__RAW DATA__:
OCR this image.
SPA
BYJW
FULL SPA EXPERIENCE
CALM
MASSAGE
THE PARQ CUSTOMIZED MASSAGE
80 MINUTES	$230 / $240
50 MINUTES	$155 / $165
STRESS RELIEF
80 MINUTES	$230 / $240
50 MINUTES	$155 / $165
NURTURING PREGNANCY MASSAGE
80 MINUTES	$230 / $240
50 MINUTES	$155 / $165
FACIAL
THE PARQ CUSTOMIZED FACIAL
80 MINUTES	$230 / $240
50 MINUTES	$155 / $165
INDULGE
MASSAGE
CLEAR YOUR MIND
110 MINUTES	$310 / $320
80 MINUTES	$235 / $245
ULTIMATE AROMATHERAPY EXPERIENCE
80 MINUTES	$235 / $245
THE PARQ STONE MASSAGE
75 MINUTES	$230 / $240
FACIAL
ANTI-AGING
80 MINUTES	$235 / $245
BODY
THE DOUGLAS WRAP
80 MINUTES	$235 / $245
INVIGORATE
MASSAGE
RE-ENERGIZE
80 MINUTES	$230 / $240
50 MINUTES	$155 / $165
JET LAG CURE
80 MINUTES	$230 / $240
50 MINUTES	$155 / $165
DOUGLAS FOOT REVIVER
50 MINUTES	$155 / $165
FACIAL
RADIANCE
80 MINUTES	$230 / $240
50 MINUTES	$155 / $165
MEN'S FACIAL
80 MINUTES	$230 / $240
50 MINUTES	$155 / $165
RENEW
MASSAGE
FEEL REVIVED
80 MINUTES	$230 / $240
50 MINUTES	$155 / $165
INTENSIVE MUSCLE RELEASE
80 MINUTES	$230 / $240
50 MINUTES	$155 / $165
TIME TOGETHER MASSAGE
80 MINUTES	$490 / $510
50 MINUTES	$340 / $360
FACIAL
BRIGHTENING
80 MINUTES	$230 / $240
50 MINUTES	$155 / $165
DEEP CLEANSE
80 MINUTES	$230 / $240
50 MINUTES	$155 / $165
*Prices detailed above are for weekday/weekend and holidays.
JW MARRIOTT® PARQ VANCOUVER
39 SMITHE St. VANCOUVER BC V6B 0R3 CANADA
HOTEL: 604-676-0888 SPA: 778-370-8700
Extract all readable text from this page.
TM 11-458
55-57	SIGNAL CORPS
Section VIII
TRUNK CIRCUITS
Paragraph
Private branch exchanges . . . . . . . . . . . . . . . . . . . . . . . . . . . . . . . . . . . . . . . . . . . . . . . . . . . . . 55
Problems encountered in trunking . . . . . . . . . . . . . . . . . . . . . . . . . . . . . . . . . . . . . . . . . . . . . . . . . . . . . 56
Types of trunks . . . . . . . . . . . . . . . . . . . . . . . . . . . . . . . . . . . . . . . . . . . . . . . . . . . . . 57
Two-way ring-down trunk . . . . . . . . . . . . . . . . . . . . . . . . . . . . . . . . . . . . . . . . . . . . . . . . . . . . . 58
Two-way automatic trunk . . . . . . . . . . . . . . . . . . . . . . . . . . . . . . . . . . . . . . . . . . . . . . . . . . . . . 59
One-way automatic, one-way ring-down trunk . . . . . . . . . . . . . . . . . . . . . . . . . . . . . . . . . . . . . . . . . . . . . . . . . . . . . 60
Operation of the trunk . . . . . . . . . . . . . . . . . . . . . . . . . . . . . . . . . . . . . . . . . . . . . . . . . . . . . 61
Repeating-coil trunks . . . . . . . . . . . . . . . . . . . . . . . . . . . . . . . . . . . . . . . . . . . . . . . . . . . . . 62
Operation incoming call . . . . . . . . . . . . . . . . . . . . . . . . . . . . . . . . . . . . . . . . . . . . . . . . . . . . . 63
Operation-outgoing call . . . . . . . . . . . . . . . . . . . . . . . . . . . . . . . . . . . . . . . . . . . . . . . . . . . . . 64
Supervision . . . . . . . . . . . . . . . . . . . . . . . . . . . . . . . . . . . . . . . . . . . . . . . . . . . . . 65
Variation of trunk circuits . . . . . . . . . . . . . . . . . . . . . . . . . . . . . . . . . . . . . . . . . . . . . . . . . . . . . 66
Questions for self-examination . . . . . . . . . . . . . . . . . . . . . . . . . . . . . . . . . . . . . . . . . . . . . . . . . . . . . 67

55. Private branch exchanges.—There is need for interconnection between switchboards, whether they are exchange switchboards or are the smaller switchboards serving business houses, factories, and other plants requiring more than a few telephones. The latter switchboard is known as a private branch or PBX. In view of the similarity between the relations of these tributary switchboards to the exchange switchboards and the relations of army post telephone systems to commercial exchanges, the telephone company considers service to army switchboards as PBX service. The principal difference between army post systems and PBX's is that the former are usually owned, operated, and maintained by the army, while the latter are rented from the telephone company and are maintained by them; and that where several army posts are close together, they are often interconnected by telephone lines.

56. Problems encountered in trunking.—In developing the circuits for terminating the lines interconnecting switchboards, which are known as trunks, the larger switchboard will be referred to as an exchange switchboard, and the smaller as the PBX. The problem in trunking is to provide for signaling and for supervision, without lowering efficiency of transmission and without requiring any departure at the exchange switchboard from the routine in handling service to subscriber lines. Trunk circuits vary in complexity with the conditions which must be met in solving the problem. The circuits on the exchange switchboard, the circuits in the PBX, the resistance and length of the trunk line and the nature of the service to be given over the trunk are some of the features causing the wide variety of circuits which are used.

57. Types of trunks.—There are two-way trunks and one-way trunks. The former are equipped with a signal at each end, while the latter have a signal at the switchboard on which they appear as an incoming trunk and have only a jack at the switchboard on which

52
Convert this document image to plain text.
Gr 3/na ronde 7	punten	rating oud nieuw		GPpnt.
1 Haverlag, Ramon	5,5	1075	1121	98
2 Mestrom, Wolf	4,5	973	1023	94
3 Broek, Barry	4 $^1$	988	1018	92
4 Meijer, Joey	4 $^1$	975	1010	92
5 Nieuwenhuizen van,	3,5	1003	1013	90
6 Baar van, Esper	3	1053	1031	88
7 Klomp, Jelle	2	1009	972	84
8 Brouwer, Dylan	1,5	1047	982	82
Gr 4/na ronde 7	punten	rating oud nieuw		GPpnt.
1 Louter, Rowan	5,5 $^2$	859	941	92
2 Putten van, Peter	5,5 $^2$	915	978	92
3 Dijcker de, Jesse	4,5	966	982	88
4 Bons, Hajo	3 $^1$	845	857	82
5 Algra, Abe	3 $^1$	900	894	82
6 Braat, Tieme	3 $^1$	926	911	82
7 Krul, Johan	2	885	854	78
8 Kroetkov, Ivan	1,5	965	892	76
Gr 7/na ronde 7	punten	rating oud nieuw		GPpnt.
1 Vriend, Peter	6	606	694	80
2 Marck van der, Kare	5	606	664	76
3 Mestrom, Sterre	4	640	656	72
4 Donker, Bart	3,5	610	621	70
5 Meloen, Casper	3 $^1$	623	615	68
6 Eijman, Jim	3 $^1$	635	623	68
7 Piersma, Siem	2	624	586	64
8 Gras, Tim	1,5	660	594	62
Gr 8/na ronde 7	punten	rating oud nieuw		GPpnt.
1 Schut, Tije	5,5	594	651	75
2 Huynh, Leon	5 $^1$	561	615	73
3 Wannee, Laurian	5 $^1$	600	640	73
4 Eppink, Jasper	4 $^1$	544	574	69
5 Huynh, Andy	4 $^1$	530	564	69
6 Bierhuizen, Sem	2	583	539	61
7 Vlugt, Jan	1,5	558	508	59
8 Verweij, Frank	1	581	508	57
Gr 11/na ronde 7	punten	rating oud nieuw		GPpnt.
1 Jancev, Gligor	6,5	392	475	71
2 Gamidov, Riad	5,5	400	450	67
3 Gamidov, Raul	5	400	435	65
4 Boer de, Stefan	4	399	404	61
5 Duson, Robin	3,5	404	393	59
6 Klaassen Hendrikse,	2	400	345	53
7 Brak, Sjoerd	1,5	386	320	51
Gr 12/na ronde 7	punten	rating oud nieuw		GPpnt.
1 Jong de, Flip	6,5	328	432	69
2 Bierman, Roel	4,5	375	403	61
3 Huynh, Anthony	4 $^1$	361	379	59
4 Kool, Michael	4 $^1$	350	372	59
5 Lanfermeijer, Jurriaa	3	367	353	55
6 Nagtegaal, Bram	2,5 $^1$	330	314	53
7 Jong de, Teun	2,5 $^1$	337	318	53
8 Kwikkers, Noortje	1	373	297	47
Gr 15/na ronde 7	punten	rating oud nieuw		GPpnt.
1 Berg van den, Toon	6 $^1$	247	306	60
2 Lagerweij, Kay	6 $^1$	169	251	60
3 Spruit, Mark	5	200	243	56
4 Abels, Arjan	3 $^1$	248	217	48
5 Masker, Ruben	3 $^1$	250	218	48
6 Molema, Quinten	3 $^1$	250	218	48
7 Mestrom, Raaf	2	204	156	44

__EXERCISE OBJECTIVE__:
Say how many lines of the data include the string "CUSTOMIZED". Nothing other than the number should be given.

__ANSWER TO THIS EXERCISE__:
2